AIM
Return all the data below as it stands, minus the pictures.

━━━━━ LISTED RECORDS

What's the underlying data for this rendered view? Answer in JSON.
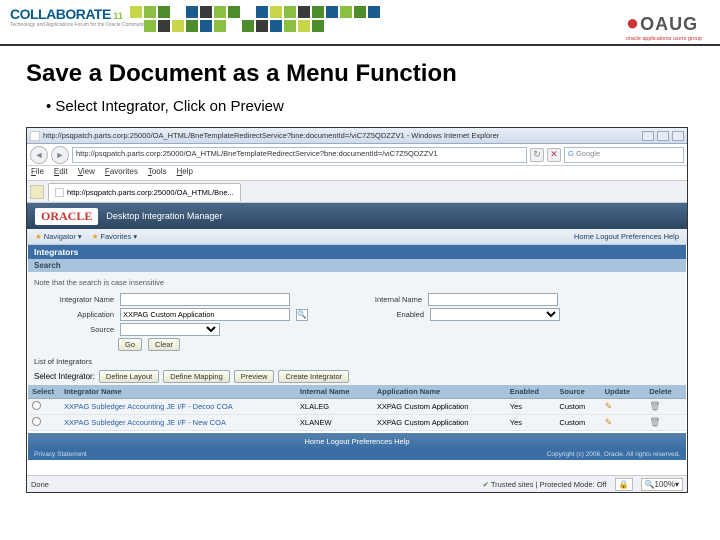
{
  "slide": {
    "title": "Save a Document as a Menu Function",
    "bullet": "Select Integrator, Click on Preview"
  },
  "oaug": {
    "brand": "OAUG",
    "tagline": "oracle applications users group"
  },
  "ie": {
    "title_prefix": "http://psqpatch.parts.corp:25000/OA_HTML/BneTemplateRedirectService?bne:documentId=/viC7Z5QDZZV1 - Windows Internet Explorer",
    "url": "http://psqpatch.parts.corp:25000/OA_HTML/BneTemplateRedirectService?bne:documentId=/viC7Z5QDZZV1",
    "search_hint": "Google",
    "menu": [
      "File",
      "Edit",
      "View",
      "Favorites",
      "Tools",
      "Help"
    ],
    "tab": "http://psqpatch.parts.corp:25000/OA_HTML/Bne...",
    "status_done": "Done",
    "status_trusted": "Trusted sites | Protected Mode: Off",
    "zoom": "100%"
  },
  "app": {
    "product": "ORACLE",
    "subtitle": "Desktop Integration Manager",
    "nav": {
      "navigator": "Navigator ▾",
      "favorites": "Favorites ▾",
      "links": "Home  Logout  Preferences  Help"
    },
    "integrators_hdr": "Integrators",
    "search_hdr": "Search",
    "note": "Note that the search is case insensitive",
    "fields": {
      "int_lbl": "Integrator Name",
      "int_val": "",
      "internal_lbl": "Internal Name",
      "internal_val": "",
      "app_lbl": "Application",
      "app_val": "XXPAG Custom Application",
      "enabled_lbl": "Enabled",
      "enabled_val": "",
      "source_lbl": "Source",
      "source_val": ""
    },
    "buttons": {
      "go": "Go",
      "clear": "Clear"
    },
    "list_hdr": "List of Integrators",
    "row_actions": {
      "select_lbl": "Select Integrator:",
      "define_layout": "Define Layout",
      "define_mapping": "Define Mapping",
      "preview": "Preview",
      "create": "Create Integrator"
    },
    "table": {
      "cols": [
        "Select",
        "Integrator Name",
        "Internal Name",
        "Application Name",
        "Enabled",
        "Source",
        "Update",
        "Delete"
      ],
      "rows": [
        {
          "name": "XXPAG Subledger Accounting JE I/F - Decoo COA",
          "internal": "XLALEG",
          "app": "XXPAG Custom Application",
          "enabled": "Yes",
          "source": "Custom"
        },
        {
          "name": "XXPAG Subledger Accounting JE I/F - New COA",
          "internal": "XLANEW",
          "app": "XXPAG Custom Application",
          "enabled": "Yes",
          "source": "Custom"
        }
      ]
    },
    "footer_links": "Home  Logout  Preferences  Help",
    "privacy": "Privacy Statement",
    "copyright": "Copyright (c) 2006, Oracle. All rights reserved."
  }
}
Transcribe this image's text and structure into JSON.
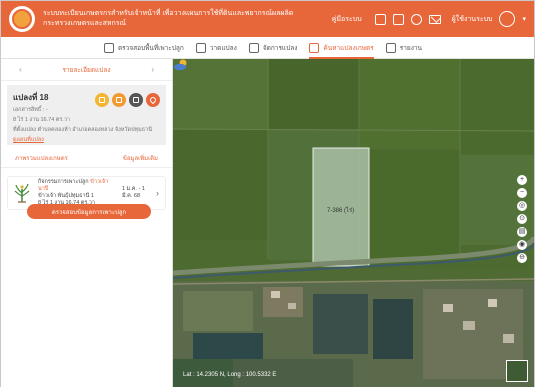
{
  "header": {
    "title_line1": "ระบบทะเบียนเกษตรกรสำหรับเจ้าหน้าที่ เพื่อวางแผนการใช้ที่ดินและพยากรณ์ผลผลิต",
    "title_line2": "กระทรวงเกษตรและสหกรณ์",
    "link_label": "คู่มือระบบ",
    "user_label": "ผู้ใช้งานระบบ",
    "icons": [
      "document-icon",
      "file-icon",
      "help-icon",
      "mail-icon",
      "user-icon"
    ]
  },
  "nav": {
    "items": [
      {
        "label": "ตรวจสอบพื้นที่เพาะปลูก",
        "icon": "map-pin-icon",
        "active": false
      },
      {
        "label": "วาดแปลง",
        "icon": "pencil-icon",
        "active": false
      },
      {
        "label": "จัดการแปลง",
        "icon": "grid-icon",
        "active": false
      },
      {
        "label": "ค้นหาแปลงเกษตร",
        "icon": "home-icon",
        "active": true
      },
      {
        "label": "รายงาน",
        "icon": "report-icon",
        "active": false
      }
    ]
  },
  "panel": {
    "prev": "‹",
    "next": "›",
    "title": "รายละเอียดแปลง",
    "plot": {
      "name": "แปลงที่ 18",
      "line1": "เอกสารสิทธิ์ : -",
      "line2": "8 ไร่ 1 งาน 16.74 ตร.วา",
      "line3": "ที่ตั้งแปลง ตำบลคลองห้า อำเภอคลองหลวง จังหวัดปทุมธานี",
      "link": "ดูแผนที่แปลง"
    },
    "actions": [
      {
        "name": "farmer-icon",
        "color": "#f2b634"
      },
      {
        "name": "document-icon",
        "color": "#f09a32"
      },
      {
        "name": "calendar-icon",
        "color": "#555555"
      },
      {
        "name": "location-icon",
        "color": "#e8673a"
      }
    ],
    "tabs": [
      "ภาพรวมแปลงเกษตร",
      "ข้อมูลเพิ่มเติม"
    ],
    "crop": {
      "prefix": "กิจกรรมการเพาะปลูก",
      "highlight": "ข้าวเจ้านาปี",
      "line2": "ข้าวเจ้า พันธุ์ปทุมธานี 1",
      "line3": "8 ไร่ 1 งาน 16.74 ตร.วา",
      "date": "1 ม.ค. - 1 มี.ค. 68"
    },
    "cta_label": "ตรวจสอบข้อมูลการเพาะปลูก"
  },
  "map": {
    "plot_label": "7-386 (ไร่)",
    "coordinates": "Lat : 14.2305 N, Long : 100.5332 E",
    "tools": [
      "+",
      "−",
      "◎",
      "⊙",
      "▤",
      "◉",
      "⊖"
    ]
  }
}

━━━━━━━━━━

EXPECTED OUTPUT
What's the underlying data for this rendered view? Answer in JSON.
{
  "slide": {
    "title": "Save a Document as a Menu Function",
    "bullet": "Select Integrator, Click on Preview"
  },
  "oaug": {
    "brand": "OAUG",
    "tagline": "oracle applications users group"
  },
  "ie": {
    "title_prefix": "http://psqpatch.parts.corp:25000/OA_HTML/BneTemplateRedirectService?bne:documentId=/viC7Z5QDZZV1 - Windows Internet Explorer",
    "url": "http://psqpatch.parts.corp:25000/OA_HTML/BneTemplateRedirectService?bne:documentId=/viC7Z5QDZZV1",
    "search_hint": "Google",
    "menu": [
      "File",
      "Edit",
      "View",
      "Favorites",
      "Tools",
      "Help"
    ],
    "tab": "http://psqpatch.parts.corp:25000/OA_HTML/Bne...",
    "status_done": "Done",
    "status_trusted": "Trusted sites | Protected Mode: Off",
    "zoom": "100%"
  },
  "app": {
    "product": "ORACLE",
    "subtitle": "Desktop Integration Manager",
    "nav": {
      "navigator": "Navigator ▾",
      "favorites": "Favorites ▾",
      "links": "Home  Logout  Preferences  Help"
    },
    "integrators_hdr": "Integrators",
    "search_hdr": "Search",
    "note": "Note that the search is case insensitive",
    "fields": {
      "int_lbl": "Integrator Name",
      "int_val": "",
      "internal_lbl": "Internal Name",
      "internal_val": "",
      "app_lbl": "Application",
      "app_val": "XXPAG Custom Application",
      "enabled_lbl": "Enabled",
      "enabled_val": "",
      "source_lbl": "Source",
      "source_val": ""
    },
    "buttons": {
      "go": "Go",
      "clear": "Clear"
    },
    "list_hdr": "List of Integrators",
    "row_actions": {
      "select_lbl": "Select Integrator:",
      "define_layout": "Define Layout",
      "define_mapping": "Define Mapping",
      "preview": "Preview",
      "create": "Create Integrator"
    },
    "table": {
      "cols": [
        "Select",
        "Integrator Name",
        "Internal Name",
        "Application Name",
        "Enabled",
        "Source",
        "Update",
        "Delete"
      ],
      "rows": [
        {
          "name": "XXPAG Subledger Accounting JE I/F - Decoo COA",
          "internal": "XLALEG",
          "app": "XXPAG Custom Application",
          "enabled": "Yes",
          "source": "Custom"
        },
        {
          "name": "XXPAG Subledger Accounting JE I/F - New COA",
          "internal": "XLANEW",
          "app": "XXPAG Custom Application",
          "enabled": "Yes",
          "source": "Custom"
        }
      ]
    },
    "footer_links": "Home  Logout  Preferences  Help",
    "privacy": "Privacy Statement",
    "copyright": "Copyright (c) 2006, Oracle. All rights reserved."
  }
}
Transcribe this image's text and structure into JSON.
{
  "header": {
    "title_line1": "ระบบทะเบียนเกษตรกรสำหรับเจ้าหน้าที่ เพื่อวางแผนการใช้ที่ดินและพยากรณ์ผลผลิต",
    "title_line2": "กระทรวงเกษตรและสหกรณ์",
    "link_label": "คู่มือระบบ",
    "user_label": "ผู้ใช้งานระบบ",
    "icons": [
      "document-icon",
      "file-icon",
      "help-icon",
      "mail-icon",
      "user-icon"
    ]
  },
  "nav": {
    "items": [
      {
        "label": "ตรวจสอบพื้นที่เพาะปลูก",
        "icon": "map-pin-icon",
        "active": false
      },
      {
        "label": "วาดแปลง",
        "icon": "pencil-icon",
        "active": false
      },
      {
        "label": "จัดการแปลง",
        "icon": "grid-icon",
        "active": false
      },
      {
        "label": "ค้นหาแปลงเกษตร",
        "icon": "home-icon",
        "active": true
      },
      {
        "label": "รายงาน",
        "icon": "report-icon",
        "active": false
      }
    ]
  },
  "panel": {
    "prev": "‹",
    "next": "›",
    "title": "รายละเอียดแปลง",
    "plot": {
      "name": "แปลงที่ 18",
      "line1": "เอกสารสิทธิ์ : -",
      "line2": "8 ไร่ 1 งาน 16.74 ตร.วา",
      "line3": "ที่ตั้งแปลง ตำบลคลองห้า อำเภอคลองหลวง จังหวัดปทุมธานี",
      "link": "ดูแผนที่แปลง"
    },
    "actions": [
      {
        "name": "farmer-icon",
        "color": "#f2b634"
      },
      {
        "name": "document-icon",
        "color": "#f09a32"
      },
      {
        "name": "calendar-icon",
        "color": "#555555"
      },
      {
        "name": "location-icon",
        "color": "#e8673a"
      }
    ],
    "tabs": [
      "ภาพรวมแปลงเกษตร",
      "ข้อมูลเพิ่มเติม"
    ],
    "crop": {
      "prefix": "กิจกรรมการเพาะปลูก",
      "highlight": "ข้าวเจ้านาปี",
      "line2": "ข้าวเจ้า พันธุ์ปทุมธานี 1",
      "line3": "8 ไร่ 1 งาน 16.74 ตร.วา",
      "date": "1 ม.ค. - 1 มี.ค. 68"
    },
    "cta_label": "ตรวจสอบข้อมูลการเพาะปลูก"
  },
  "map": {
    "plot_label": "7-386 (ไร่)",
    "coordinates": "Lat : 14.2305 N, Long : 100.5332 E",
    "tools": [
      "+",
      "−",
      "◎",
      "⊙",
      "▤",
      "◉",
      "⊖"
    ]
  }
}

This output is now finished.